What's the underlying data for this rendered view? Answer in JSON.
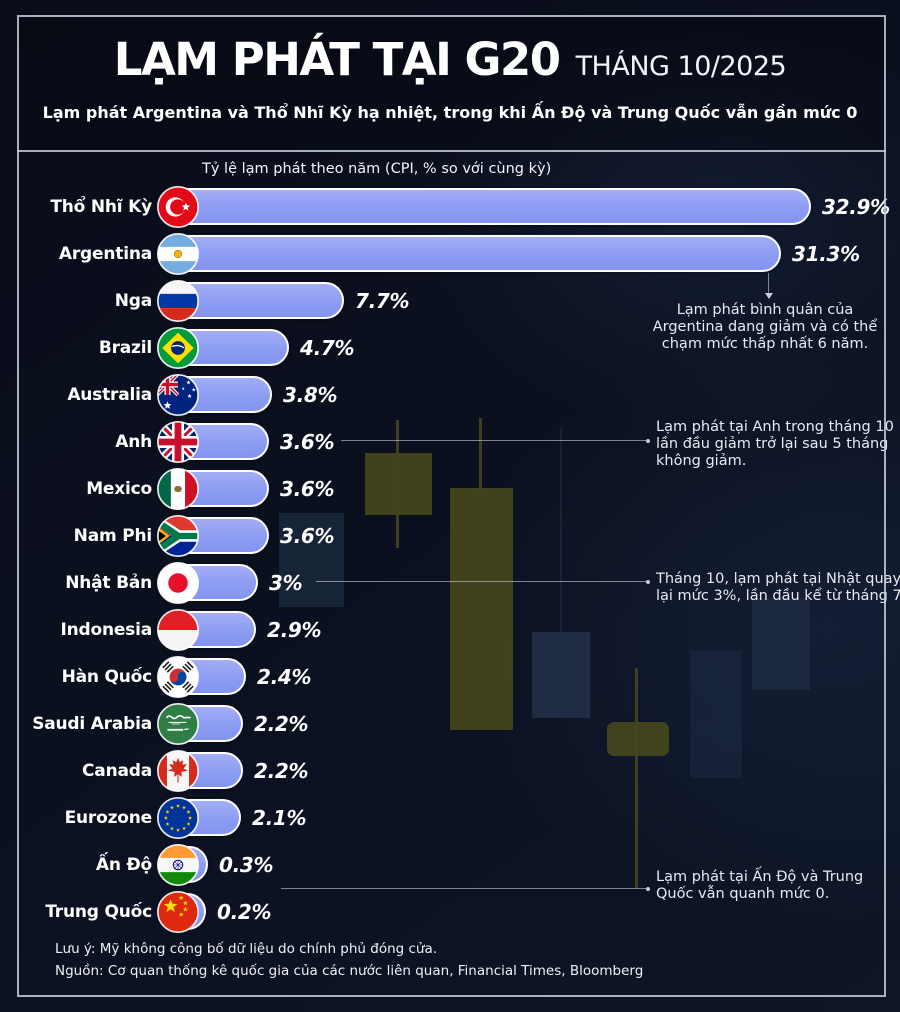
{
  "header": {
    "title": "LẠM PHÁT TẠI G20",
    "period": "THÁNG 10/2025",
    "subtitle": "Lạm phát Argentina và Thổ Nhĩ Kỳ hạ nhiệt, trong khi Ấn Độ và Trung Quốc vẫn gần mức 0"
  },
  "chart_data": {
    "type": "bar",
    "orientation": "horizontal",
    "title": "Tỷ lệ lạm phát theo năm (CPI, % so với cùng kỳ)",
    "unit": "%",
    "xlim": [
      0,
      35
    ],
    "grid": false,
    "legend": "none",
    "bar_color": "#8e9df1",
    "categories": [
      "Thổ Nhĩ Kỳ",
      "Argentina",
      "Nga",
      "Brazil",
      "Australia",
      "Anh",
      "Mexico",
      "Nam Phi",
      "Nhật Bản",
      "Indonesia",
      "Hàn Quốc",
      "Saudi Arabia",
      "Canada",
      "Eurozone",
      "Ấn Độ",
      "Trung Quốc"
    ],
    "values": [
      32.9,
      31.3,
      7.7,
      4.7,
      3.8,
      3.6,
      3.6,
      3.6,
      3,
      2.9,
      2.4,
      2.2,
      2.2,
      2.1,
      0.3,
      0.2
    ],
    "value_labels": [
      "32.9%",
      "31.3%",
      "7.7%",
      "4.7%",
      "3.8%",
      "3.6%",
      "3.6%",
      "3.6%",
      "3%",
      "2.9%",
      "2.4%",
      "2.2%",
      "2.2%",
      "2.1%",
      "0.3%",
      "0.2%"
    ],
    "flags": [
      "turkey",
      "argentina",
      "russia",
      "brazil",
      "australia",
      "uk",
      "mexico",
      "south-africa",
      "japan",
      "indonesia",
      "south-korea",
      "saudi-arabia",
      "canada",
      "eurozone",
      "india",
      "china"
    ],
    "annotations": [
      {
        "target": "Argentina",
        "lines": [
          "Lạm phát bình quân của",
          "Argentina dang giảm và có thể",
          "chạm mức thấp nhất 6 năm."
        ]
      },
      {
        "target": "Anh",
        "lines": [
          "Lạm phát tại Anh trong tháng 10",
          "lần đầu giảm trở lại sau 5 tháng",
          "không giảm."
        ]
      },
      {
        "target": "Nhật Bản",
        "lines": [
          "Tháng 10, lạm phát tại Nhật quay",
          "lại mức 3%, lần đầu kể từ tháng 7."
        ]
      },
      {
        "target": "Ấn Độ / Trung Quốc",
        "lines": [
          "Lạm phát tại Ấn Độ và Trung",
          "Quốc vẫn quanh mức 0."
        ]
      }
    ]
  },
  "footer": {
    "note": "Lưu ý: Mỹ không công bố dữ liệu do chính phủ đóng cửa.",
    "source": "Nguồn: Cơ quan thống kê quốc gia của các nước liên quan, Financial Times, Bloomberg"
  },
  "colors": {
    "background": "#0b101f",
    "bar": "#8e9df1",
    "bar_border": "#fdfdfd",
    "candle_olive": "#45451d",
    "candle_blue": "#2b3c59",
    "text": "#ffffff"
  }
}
* * *
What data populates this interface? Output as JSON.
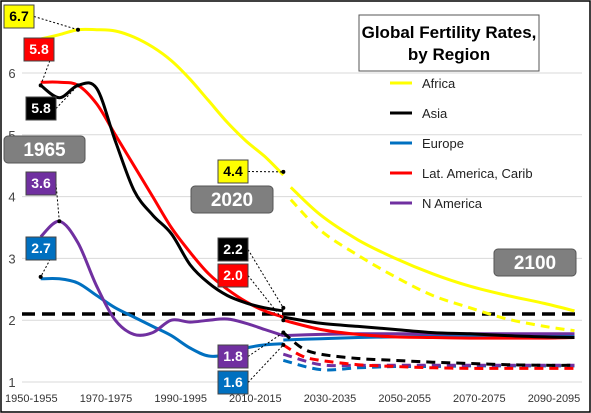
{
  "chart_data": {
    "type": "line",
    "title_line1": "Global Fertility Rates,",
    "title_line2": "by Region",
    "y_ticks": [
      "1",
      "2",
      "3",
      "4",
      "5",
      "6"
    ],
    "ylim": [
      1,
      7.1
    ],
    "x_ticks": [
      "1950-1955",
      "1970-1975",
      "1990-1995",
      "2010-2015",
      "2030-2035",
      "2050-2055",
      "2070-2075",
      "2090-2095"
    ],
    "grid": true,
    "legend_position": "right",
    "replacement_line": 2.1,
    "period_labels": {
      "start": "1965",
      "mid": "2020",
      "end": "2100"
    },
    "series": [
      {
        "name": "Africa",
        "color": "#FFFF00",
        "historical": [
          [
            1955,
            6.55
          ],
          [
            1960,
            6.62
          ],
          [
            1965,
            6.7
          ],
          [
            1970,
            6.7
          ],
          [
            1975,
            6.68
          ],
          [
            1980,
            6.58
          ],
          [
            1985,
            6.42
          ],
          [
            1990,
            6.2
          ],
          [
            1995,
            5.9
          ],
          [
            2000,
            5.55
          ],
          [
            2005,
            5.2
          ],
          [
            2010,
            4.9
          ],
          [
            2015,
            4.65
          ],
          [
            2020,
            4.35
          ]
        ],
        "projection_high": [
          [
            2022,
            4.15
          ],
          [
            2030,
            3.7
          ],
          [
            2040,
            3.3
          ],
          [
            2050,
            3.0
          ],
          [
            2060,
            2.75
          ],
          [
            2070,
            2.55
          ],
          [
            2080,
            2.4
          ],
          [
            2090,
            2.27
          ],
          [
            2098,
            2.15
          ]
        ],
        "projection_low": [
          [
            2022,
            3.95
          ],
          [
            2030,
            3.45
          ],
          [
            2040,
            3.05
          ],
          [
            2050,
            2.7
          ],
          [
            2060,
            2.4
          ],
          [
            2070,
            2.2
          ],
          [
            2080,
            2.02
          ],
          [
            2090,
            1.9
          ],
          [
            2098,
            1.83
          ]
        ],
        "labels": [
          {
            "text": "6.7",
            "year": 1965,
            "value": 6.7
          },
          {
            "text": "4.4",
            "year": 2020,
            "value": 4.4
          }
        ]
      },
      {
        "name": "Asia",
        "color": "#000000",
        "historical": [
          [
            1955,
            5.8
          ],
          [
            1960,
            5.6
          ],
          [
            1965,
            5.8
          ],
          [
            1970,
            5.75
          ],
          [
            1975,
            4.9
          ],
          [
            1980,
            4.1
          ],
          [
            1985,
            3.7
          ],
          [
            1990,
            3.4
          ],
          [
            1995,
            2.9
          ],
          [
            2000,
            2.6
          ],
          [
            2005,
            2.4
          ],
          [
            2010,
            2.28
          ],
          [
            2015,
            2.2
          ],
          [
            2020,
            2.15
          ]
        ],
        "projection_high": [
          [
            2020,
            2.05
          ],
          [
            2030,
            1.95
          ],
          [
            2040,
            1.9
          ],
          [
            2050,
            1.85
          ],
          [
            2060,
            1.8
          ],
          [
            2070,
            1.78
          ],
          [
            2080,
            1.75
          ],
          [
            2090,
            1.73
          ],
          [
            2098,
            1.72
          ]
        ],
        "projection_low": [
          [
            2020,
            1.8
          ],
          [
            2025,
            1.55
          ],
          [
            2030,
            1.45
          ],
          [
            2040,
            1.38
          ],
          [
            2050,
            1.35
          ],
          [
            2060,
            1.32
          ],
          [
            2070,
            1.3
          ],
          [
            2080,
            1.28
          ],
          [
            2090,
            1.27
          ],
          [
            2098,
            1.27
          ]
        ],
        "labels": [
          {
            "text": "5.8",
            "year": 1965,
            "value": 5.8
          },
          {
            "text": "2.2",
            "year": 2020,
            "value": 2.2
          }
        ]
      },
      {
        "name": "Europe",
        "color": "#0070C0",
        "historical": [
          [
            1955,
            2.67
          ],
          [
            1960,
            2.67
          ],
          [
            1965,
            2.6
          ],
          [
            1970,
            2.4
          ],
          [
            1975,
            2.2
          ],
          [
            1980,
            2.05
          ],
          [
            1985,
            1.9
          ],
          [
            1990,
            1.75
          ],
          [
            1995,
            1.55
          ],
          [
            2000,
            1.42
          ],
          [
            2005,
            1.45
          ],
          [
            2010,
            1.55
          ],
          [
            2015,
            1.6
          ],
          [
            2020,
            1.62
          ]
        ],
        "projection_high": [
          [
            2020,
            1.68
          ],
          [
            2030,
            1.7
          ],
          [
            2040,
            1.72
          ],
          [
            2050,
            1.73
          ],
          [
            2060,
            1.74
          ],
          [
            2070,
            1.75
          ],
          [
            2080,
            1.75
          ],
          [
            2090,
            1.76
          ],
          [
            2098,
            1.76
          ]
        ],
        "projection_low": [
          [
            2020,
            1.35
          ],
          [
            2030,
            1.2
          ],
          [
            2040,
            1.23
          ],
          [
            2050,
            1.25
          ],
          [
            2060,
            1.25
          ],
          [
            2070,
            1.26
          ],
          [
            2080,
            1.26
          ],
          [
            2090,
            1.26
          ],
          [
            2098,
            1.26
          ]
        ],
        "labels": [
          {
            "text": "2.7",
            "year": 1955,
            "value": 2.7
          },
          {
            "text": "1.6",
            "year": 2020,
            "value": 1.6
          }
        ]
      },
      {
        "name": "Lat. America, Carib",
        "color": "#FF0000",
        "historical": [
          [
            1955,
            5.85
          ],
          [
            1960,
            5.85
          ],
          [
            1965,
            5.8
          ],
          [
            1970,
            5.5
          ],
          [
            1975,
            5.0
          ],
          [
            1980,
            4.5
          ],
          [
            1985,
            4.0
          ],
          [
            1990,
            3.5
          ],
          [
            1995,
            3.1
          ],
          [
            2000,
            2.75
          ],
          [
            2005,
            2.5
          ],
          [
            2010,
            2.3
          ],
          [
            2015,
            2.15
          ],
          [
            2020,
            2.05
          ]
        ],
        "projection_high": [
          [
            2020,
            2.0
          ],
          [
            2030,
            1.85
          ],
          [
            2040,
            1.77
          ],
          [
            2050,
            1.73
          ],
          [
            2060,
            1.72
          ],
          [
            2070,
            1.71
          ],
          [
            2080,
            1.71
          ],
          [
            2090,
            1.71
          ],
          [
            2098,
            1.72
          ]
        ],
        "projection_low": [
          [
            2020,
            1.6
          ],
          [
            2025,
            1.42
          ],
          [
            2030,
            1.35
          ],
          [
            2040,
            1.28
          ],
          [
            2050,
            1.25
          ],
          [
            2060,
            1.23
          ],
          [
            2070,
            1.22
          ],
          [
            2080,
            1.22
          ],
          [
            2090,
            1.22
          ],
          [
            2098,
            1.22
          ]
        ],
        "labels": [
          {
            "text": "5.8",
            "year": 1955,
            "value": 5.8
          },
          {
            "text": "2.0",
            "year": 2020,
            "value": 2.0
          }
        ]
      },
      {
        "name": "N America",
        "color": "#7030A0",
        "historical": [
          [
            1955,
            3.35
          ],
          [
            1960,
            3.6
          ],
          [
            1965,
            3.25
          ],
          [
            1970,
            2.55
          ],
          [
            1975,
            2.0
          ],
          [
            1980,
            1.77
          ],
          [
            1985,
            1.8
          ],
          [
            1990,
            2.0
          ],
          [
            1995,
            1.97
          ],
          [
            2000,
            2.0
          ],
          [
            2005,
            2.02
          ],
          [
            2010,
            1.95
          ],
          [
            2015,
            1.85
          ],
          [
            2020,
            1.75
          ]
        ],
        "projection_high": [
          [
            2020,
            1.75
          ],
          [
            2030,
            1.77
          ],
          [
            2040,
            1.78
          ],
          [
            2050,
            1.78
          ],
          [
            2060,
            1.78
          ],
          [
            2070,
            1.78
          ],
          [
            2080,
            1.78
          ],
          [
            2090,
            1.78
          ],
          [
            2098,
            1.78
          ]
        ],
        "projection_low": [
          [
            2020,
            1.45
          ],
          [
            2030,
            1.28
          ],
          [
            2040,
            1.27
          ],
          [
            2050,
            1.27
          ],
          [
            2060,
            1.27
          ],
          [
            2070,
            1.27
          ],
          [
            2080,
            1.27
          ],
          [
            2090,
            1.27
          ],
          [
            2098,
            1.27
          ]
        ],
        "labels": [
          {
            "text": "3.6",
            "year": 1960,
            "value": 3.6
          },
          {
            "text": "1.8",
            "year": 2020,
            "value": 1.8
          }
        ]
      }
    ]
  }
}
* * *
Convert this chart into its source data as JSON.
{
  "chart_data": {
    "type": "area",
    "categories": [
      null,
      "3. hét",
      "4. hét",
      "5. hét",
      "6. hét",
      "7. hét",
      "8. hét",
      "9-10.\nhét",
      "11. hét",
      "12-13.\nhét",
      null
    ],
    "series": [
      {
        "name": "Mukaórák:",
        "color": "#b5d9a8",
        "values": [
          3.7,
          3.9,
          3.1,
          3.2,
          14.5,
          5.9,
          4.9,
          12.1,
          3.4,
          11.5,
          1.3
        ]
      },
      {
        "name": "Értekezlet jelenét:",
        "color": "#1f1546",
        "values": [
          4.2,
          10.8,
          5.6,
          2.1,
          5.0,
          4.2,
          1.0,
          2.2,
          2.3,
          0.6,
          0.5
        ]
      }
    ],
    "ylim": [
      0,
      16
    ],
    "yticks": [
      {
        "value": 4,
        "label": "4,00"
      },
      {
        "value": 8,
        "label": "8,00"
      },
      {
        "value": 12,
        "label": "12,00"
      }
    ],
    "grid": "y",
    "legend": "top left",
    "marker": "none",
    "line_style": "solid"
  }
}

### Task
Whenever "Nhật" turns up in a line, pick that line out.

### Output for this task
      "Nhật Bản",
        "target": "Nhật Bản",
          "Tháng 10, lạm phát tại Nhật quay",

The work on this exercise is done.